» **Problem description**
List every line below containing "text".

» **Records provided**
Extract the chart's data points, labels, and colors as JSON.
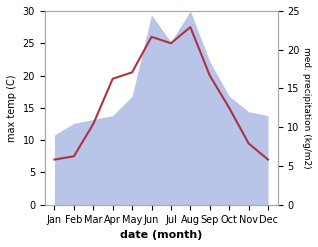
{
  "months": [
    "Jan",
    "Feb",
    "Mar",
    "Apr",
    "May",
    "Jun",
    "Jul",
    "Aug",
    "Sep",
    "Oct",
    "Nov",
    "Dec"
  ],
  "x_positions": [
    0,
    1,
    2,
    3,
    4,
    5,
    6,
    7,
    8,
    9,
    10,
    11
  ],
  "temperature": [
    7.0,
    7.5,
    12.5,
    19.5,
    20.5,
    26.0,
    25.0,
    27.5,
    20.0,
    15.0,
    9.5,
    7.0
  ],
  "precipitation": [
    9.0,
    10.5,
    11.0,
    11.5,
    14.0,
    24.5,
    21.0,
    25.0,
    18.5,
    14.0,
    12.0,
    11.5
  ],
  "temp_color": "#aa3344",
  "precip_color": "#b8c4e8",
  "ylabel_left": "max temp (C)",
  "ylabel_right": "med. precipitation (kg/m2)",
  "xlabel": "date (month)",
  "ylim_left": [
    0,
    30
  ],
  "ylim_right": [
    0,
    25
  ],
  "yticks_left": [
    0,
    5,
    10,
    15,
    20,
    25,
    30
  ],
  "yticks_right": [
    0,
    5,
    10,
    15,
    20,
    25
  ],
  "background_color": "#ffffff"
}
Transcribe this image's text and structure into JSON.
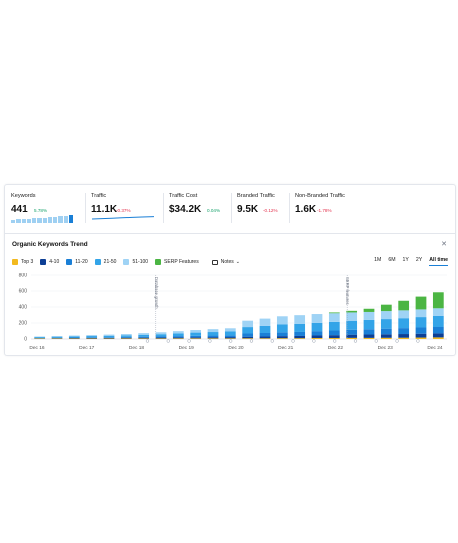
{
  "metrics": [
    {
      "label": "Keywords",
      "value": "441",
      "change": "5.78%",
      "direction": "up"
    },
    {
      "label": "Traffic",
      "value": "11.1K",
      "change": "-0.37%",
      "direction": "down"
    },
    {
      "label": "Traffic Cost",
      "value": "$34.2K",
      "change": "0.04%",
      "direction": "up"
    },
    {
      "label": "Branded Traffic",
      "value": "9.5K",
      "change": "-0.12%",
      "direction": "down"
    },
    {
      "label": "Non-Branded Traffic",
      "value": "1.6K",
      "change": "-1.78%",
      "direction": "down"
    }
  ],
  "trend": {
    "title": "Organic Keywords Trend",
    "close_icon": "close-icon",
    "legend": [
      {
        "label": "Top 3",
        "color": "#f2b91f"
      },
      {
        "label": "4-10",
        "color": "#0d3f95"
      },
      {
        "label": "11-20",
        "color": "#1a7fd6"
      },
      {
        "label": "21-50",
        "color": "#33a4e8"
      },
      {
        "label": "51-100",
        "color": "#9fd3f5"
      },
      {
        "label": "SERP Features",
        "color": "#4bb543"
      }
    ],
    "notes_label": "Notes",
    "ranges": [
      "1M",
      "6M",
      "1Y",
      "2Y",
      "All time"
    ],
    "active_range": "All time"
  },
  "chart_data": {
    "type": "bar",
    "stacked": true,
    "title": "",
    "xlabel": "",
    "ylabel": "",
    "ylim": [
      0,
      800
    ],
    "yticks": [
      0,
      200,
      400,
      600,
      800
    ],
    "x_tick_labels": [
      "Dec 16",
      "Dec 17",
      "Dec 18",
      "Dec 19",
      "Dec 20",
      "Dec 21",
      "Dec 22",
      "Dec 23",
      "Dec 24"
    ],
    "annotations": [
      {
        "text": "Database growth",
        "near": "Dec 18"
      },
      {
        "text": "SERP features",
        "near": "Dec 22"
      }
    ],
    "series": [
      {
        "name": "Top 3",
        "values": [
          6,
          6,
          6,
          6,
          6,
          7,
          7,
          7,
          8,
          8,
          8,
          8,
          9,
          9,
          10,
          10,
          12,
          12,
          14,
          14,
          15,
          16,
          18,
          20
        ]
      },
      {
        "name": "4-10",
        "values": [
          4,
          5,
          6,
          7,
          8,
          9,
          10,
          11,
          12,
          14,
          15,
          16,
          20,
          22,
          26,
          28,
          32,
          36,
          40,
          42,
          44,
          46,
          48,
          50
        ]
      },
      {
        "name": "11-20",
        "values": [
          5,
          6,
          7,
          8,
          9,
          10,
          12,
          14,
          16,
          18,
          20,
          22,
          40,
          44,
          48,
          50,
          54,
          58,
          62,
          66,
          70,
          74,
          78,
          80
        ]
      },
      {
        "name": "21-50",
        "values": [
          10,
          12,
          14,
          16,
          18,
          20,
          24,
          28,
          34,
          40,
          44,
          48,
          80,
          90,
          100,
          100,
          104,
          108,
          112,
          116,
          120,
          124,
          130,
          140
        ]
      },
      {
        "name": "51-100",
        "values": [
          6,
          8,
          10,
          12,
          14,
          16,
          20,
          24,
          28,
          32,
          36,
          40,
          80,
          90,
          100,
          110,
          110,
          108,
          104,
          100,
          100,
          98,
          96,
          94
        ]
      },
      {
        "name": "SERP Features",
        "values": [
          0,
          0,
          0,
          0,
          0,
          0,
          0,
          0,
          0,
          0,
          0,
          0,
          0,
          0,
          0,
          0,
          0,
          10,
          20,
          40,
          80,
          120,
          160,
          200
        ]
      }
    ]
  }
}
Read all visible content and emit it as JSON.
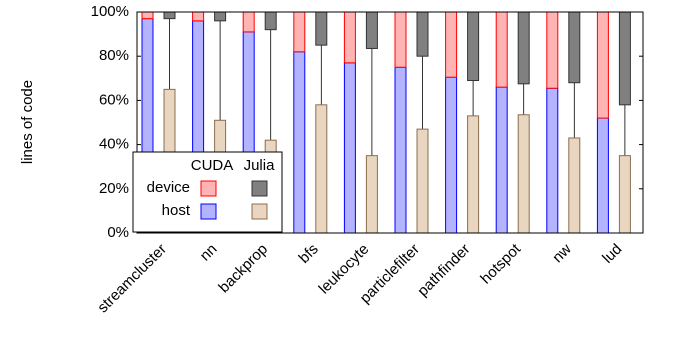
{
  "chart_data": {
    "type": "bar",
    "y_label": "lines of code",
    "categories": [
      "streamcluster",
      "nn",
      "backprop",
      "bfs",
      "leukocyte",
      "particlefilter",
      "pathfinder",
      "hotspot",
      "nw",
      "lud"
    ],
    "groups": [
      {
        "name": "CUDA",
        "series": [
          {
            "name": "host",
            "color": "#b3b3ff",
            "stroke": "#0000ff",
            "values": [
              97,
              96,
              91,
              82,
              77,
              75,
              70.5,
              66,
              65.5,
              52
            ]
          },
          {
            "name": "device",
            "color": "#ffb3b3",
            "stroke": "#ff0000",
            "values": [
              3,
              4,
              9,
              18,
              23,
              25,
              29.5,
              34,
              34.5,
              48
            ]
          }
        ]
      },
      {
        "name": "Julia",
        "series": [
          {
            "color": "#e8d6c0",
            "stroke": "#8b6d4f",
            "values": [
              65,
              51,
              42,
              58,
              35,
              47,
              53,
              53.5,
              43,
              35
            ]
          },
          {
            "color": "#808080",
            "stroke": "#333333",
            "values": [
              3,
              4,
              8,
              15,
              16.5,
              20,
              31,
              32.5,
              32,
              42
            ]
          }
        ]
      }
    ],
    "ylim": [
      0,
      100
    ],
    "yticks": [
      {
        "value": 0,
        "label": "0%"
      },
      {
        "value": 20,
        "label": "20%"
      },
      {
        "value": 40,
        "label": "40%"
      },
      {
        "value": 60,
        "label": "60%"
      },
      {
        "value": 80,
        "label": "80%"
      },
      {
        "value": 100,
        "label": "100%"
      }
    ]
  }
}
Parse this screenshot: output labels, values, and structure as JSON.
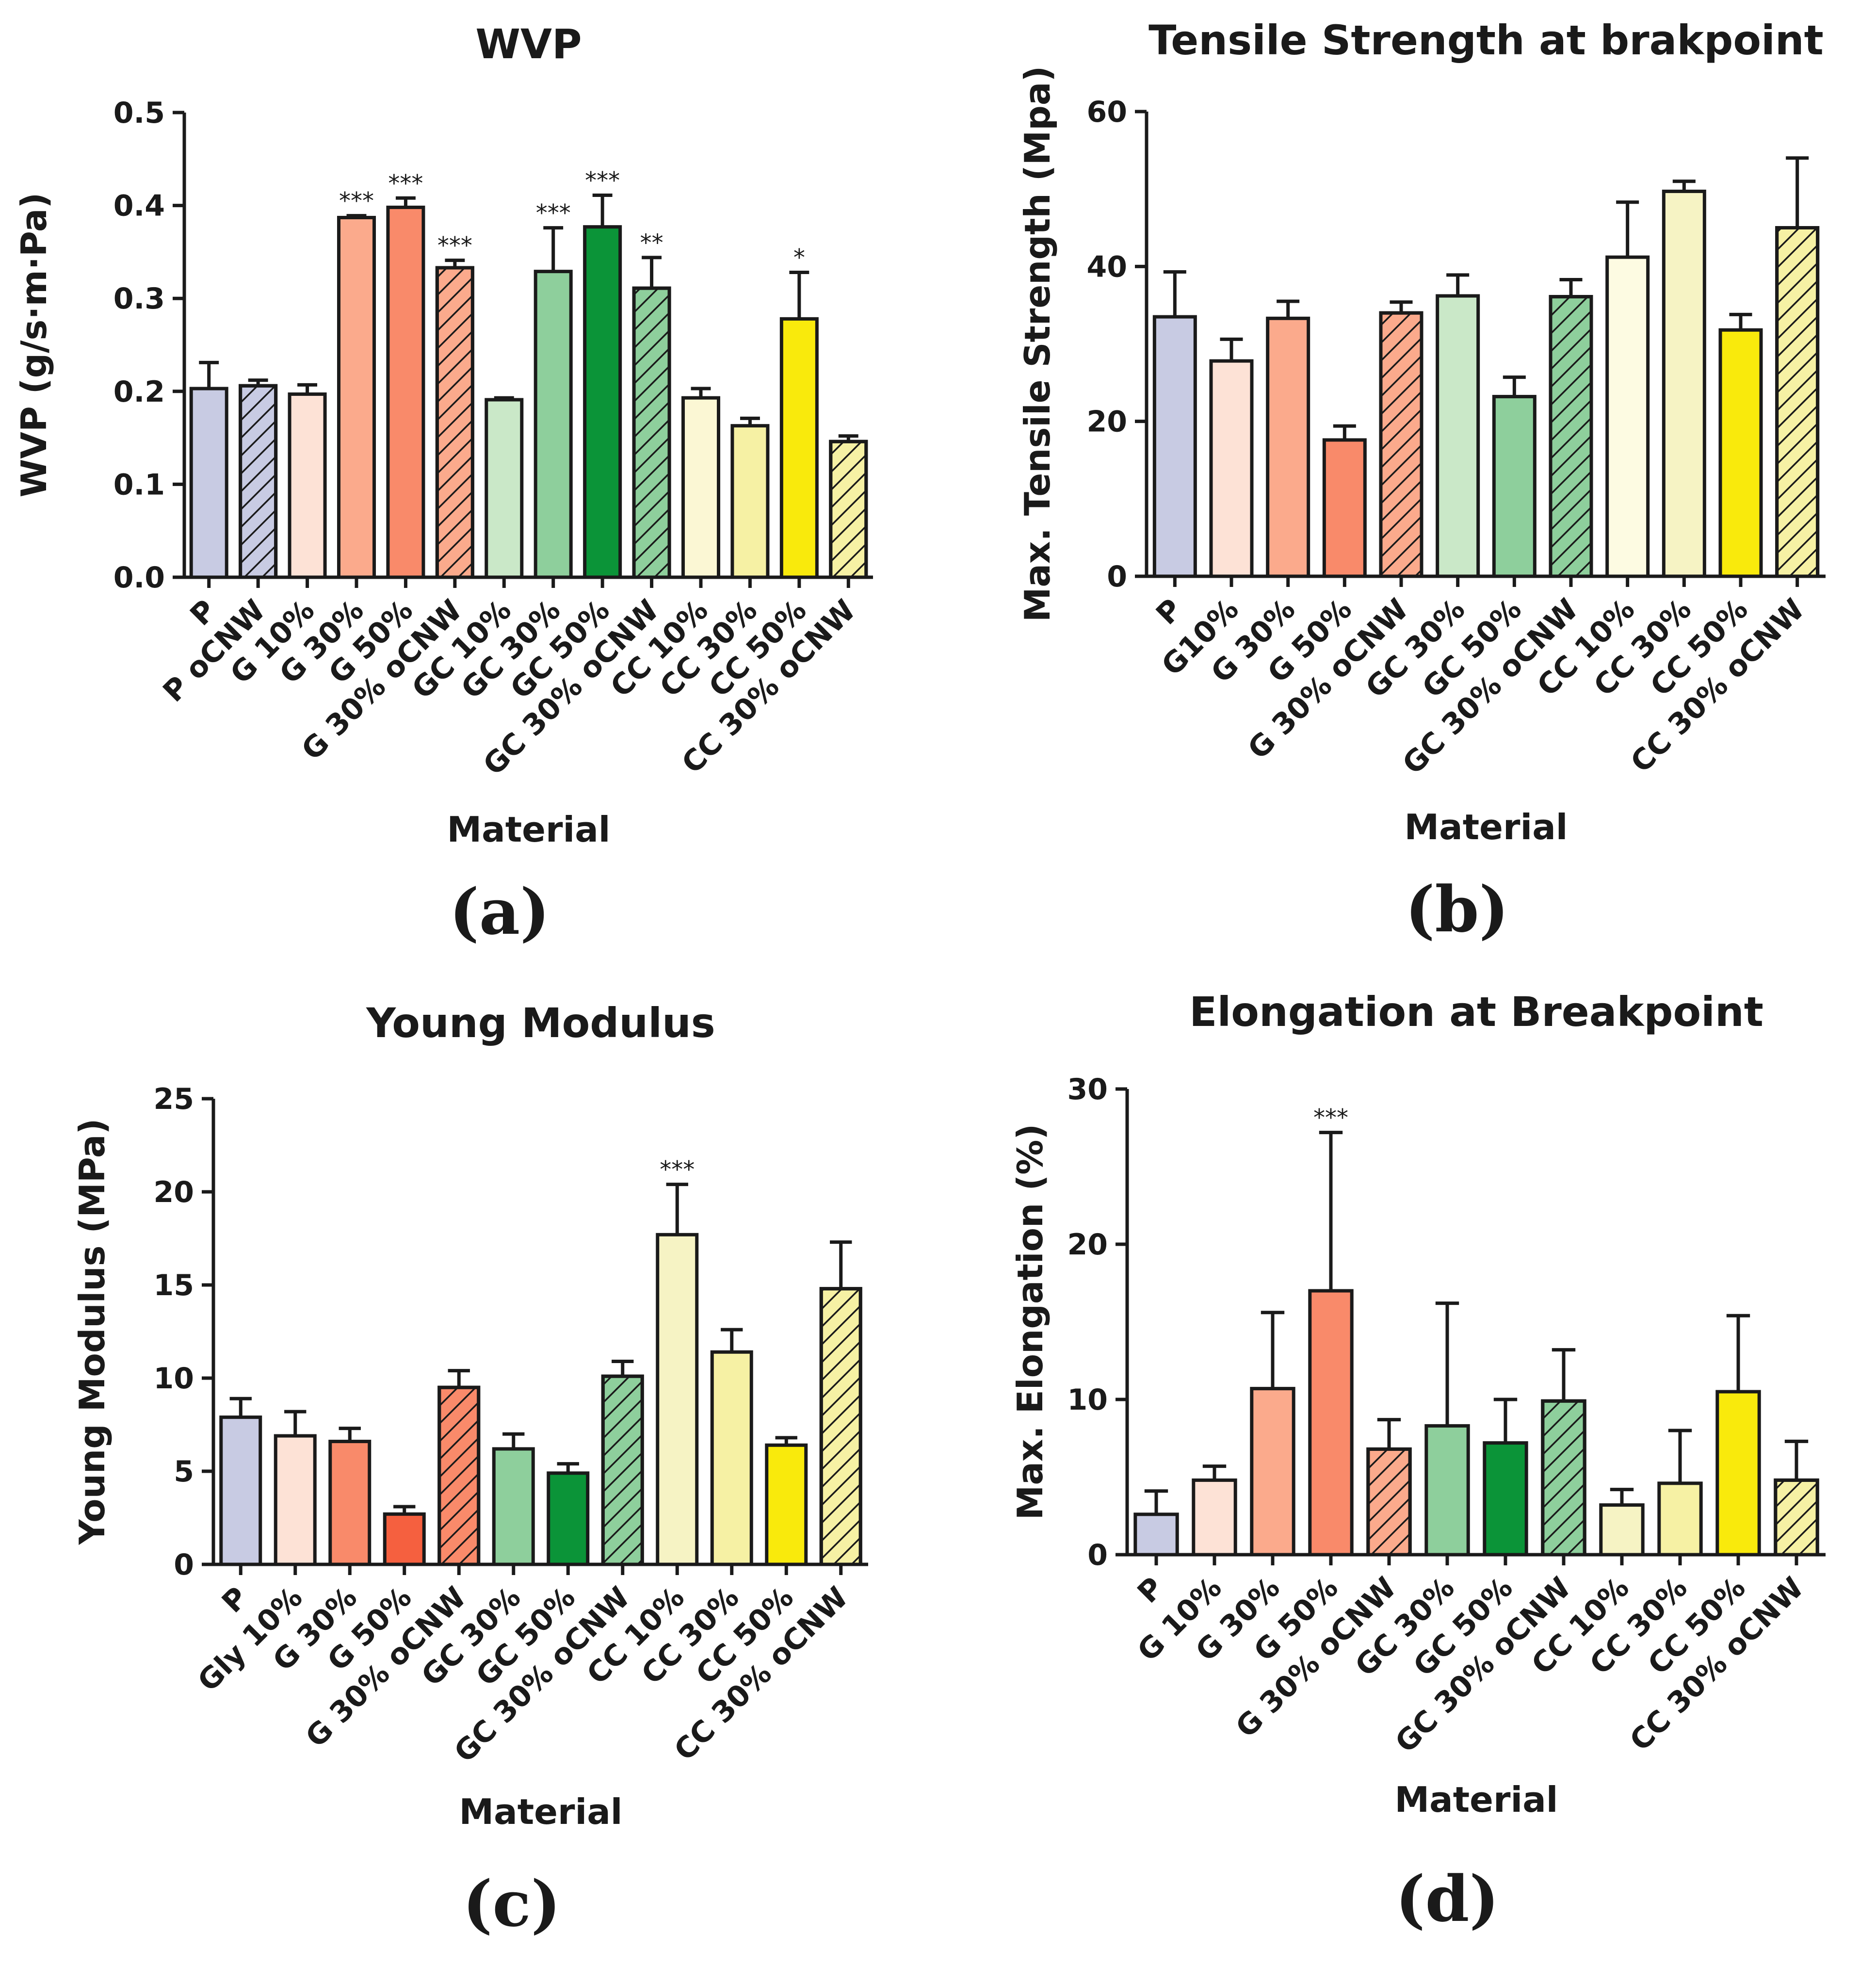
{
  "chart_data": [
    {
      "type": "bar",
      "panel_label": "(a)",
      "title": "WVP",
      "xlabel": "Material",
      "ylabel": "WVP (g/s·m·Pa)",
      "ylim": [
        0,
        0.5
      ],
      "yticks": [
        0.0,
        0.1,
        0.2,
        0.3,
        0.4,
        0.5
      ],
      "ytick_labels": [
        "0.0",
        "0.1",
        "0.2",
        "0.3",
        "0.4",
        "0.5"
      ],
      "categories": [
        "P",
        "P oCNW",
        "G 10%",
        "G 30%",
        "G 50%",
        "G 30% oCNW",
        "GC 10%",
        "GC 30%",
        "GC 50%",
        "GC 30% oCNW",
        "CC 10%",
        "CC 30%",
        "CC 50%",
        "CC 30% oCNW"
      ],
      "values": [
        0.203,
        0.206,
        0.197,
        0.387,
        0.398,
        0.333,
        0.191,
        0.329,
        0.377,
        0.311,
        0.193,
        0.163,
        0.278,
        0.146
      ],
      "errors": [
        0.028,
        0.006,
        0.01,
        0.002,
        0.01,
        0.008,
        0.002,
        0.047,
        0.034,
        0.033,
        0.01,
        0.008,
        0.05,
        0.006
      ],
      "significance": [
        "",
        "",
        "",
        "***",
        "***",
        "***",
        "",
        "***",
        "***",
        "**",
        "",
        "",
        "*",
        ""
      ],
      "colors": [
        "#c8cbe3",
        "#c8cbe3",
        "#fde2d6",
        "#fbaa8c",
        "#f98a6a",
        "#fbaa8c",
        "#cae8c8",
        "#8ecf9c",
        "#0b9438",
        "#8ecf9c",
        "#fbf7d4",
        "#f6f1a4",
        "#f9ea0c",
        "#f6f1a4"
      ],
      "hatched": [
        false,
        true,
        false,
        false,
        false,
        true,
        false,
        false,
        false,
        true,
        false,
        false,
        false,
        true
      ]
    },
    {
      "type": "bar",
      "panel_label": "(b)",
      "title": "Tensile Strength at brakpoint",
      "xlabel": "Material",
      "ylabel": "Max. Tensile Strength (Mpa)",
      "ylim": [
        0,
        60
      ],
      "yticks": [
        0,
        20,
        40,
        60
      ],
      "ytick_labels": [
        "0",
        "20",
        "40",
        "60"
      ],
      "categories": [
        "P",
        "G10%",
        "G 30%",
        "G 50%",
        "G 30% oCNW",
        "GC 30%",
        "GC 50%",
        "GC 30% oCNW",
        "CC 10%",
        "CC 30%",
        "CC 50%",
        "CC 30% oCNW"
      ],
      "values": [
        33.5,
        27.8,
        33.3,
        17.6,
        34.0,
        36.2,
        23.2,
        36.1,
        41.2,
        49.7,
        31.8,
        45.0
      ],
      "errors": [
        5.8,
        2.8,
        2.2,
        1.8,
        1.4,
        2.7,
        2.5,
        2.2,
        7.1,
        1.3,
        2.0,
        9.0
      ],
      "significance": [
        "",
        "",
        "",
        "",
        "",
        "",
        "",
        "",
        "",
        "",
        "",
        ""
      ],
      "colors": [
        "#c8cbe3",
        "#fde2d6",
        "#fbaa8c",
        "#f98a6a",
        "#fbaa8c",
        "#cae8c8",
        "#8ecf9c",
        "#8ecf9c",
        "#fdfbe2",
        "#f6f3c4",
        "#f9ea0c",
        "#f6f1a4"
      ],
      "hatched": [
        false,
        false,
        false,
        false,
        true,
        false,
        false,
        true,
        false,
        false,
        false,
        true
      ]
    },
    {
      "type": "bar",
      "panel_label": "(c)",
      "title": "Young Modulus",
      "xlabel": "Material",
      "ylabel": "Young Modulus (MPa)",
      "ylim": [
        0,
        25
      ],
      "yticks": [
        0,
        5,
        10,
        15,
        20,
        25
      ],
      "ytick_labels": [
        "0",
        "5",
        "10",
        "15",
        "20",
        "25"
      ],
      "categories": [
        "P",
        "Gly 10%",
        "G 30%",
        "G 50%",
        "G 30% oCNW",
        "GC 30%",
        "GC 50%",
        "GC 30% oCNW",
        "CC 10%",
        "CC 30%",
        "CC 50%",
        "CC 30% oCNW"
      ],
      "values": [
        7.9,
        6.9,
        6.6,
        2.7,
        9.5,
        6.2,
        4.9,
        10.1,
        17.7,
        11.4,
        6.4,
        14.8
      ],
      "errors": [
        1.0,
        1.3,
        0.7,
        0.4,
        0.9,
        0.8,
        0.5,
        0.8,
        2.7,
        1.2,
        0.4,
        2.5
      ],
      "significance": [
        "",
        "",
        "",
        "",
        "",
        "",
        "",
        "",
        "***",
        "",
        "",
        ""
      ],
      "colors": [
        "#c8cbe3",
        "#fde2d6",
        "#f98a6a",
        "#f5603f",
        "#f98a6a",
        "#8ecf9c",
        "#0b9438",
        "#8ecf9c",
        "#f6f3c4",
        "#f6f1a4",
        "#f9ea0c",
        "#f6f1a4"
      ],
      "hatched": [
        false,
        false,
        false,
        false,
        true,
        false,
        false,
        true,
        false,
        false,
        false,
        true
      ]
    },
    {
      "type": "bar",
      "panel_label": "(d)",
      "title": "Elongation at Breakpoint",
      "xlabel": "Material",
      "ylabel": "Max. Elongation  (%)",
      "ylim": [
        0,
        30
      ],
      "yticks": [
        0,
        10,
        20,
        30
      ],
      "ytick_labels": [
        "0",
        "10",
        "20",
        "30"
      ],
      "categories": [
        "P",
        "G 10%",
        "G 30%",
        "G 50%",
        "G 30% oCNW",
        "GC 30%",
        "GC 50%",
        "GC 30% oCNW",
        "CC 10%",
        "CC 30%",
        "CC 50%",
        "CC 30% oCNW"
      ],
      "values": [
        2.6,
        4.8,
        10.7,
        17.0,
        6.8,
        8.3,
        7.2,
        9.9,
        3.2,
        4.6,
        10.5,
        4.8
      ],
      "errors": [
        1.5,
        0.9,
        4.9,
        10.2,
        1.9,
        7.9,
        2.8,
        3.3,
        1.0,
        3.4,
        4.9,
        2.5
      ],
      "significance": [
        "",
        "",
        "",
        "***",
        "",
        "",
        "",
        "",
        "",
        "",
        "",
        ""
      ],
      "colors": [
        "#c8cbe3",
        "#fde2d6",
        "#fbaa8c",
        "#f98a6a",
        "#fbaa8c",
        "#8ecf9c",
        "#0b9438",
        "#8ecf9c",
        "#f6f3c4",
        "#f6f1a4",
        "#f9ea0c",
        "#f6f1a4"
      ],
      "hatched": [
        false,
        false,
        false,
        false,
        true,
        false,
        false,
        true,
        false,
        false,
        false,
        true
      ]
    }
  ]
}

» **Task answer**
Transcribe this image's text and structure into JSON.
        "text": "Database growth",
        "text": "SERP features",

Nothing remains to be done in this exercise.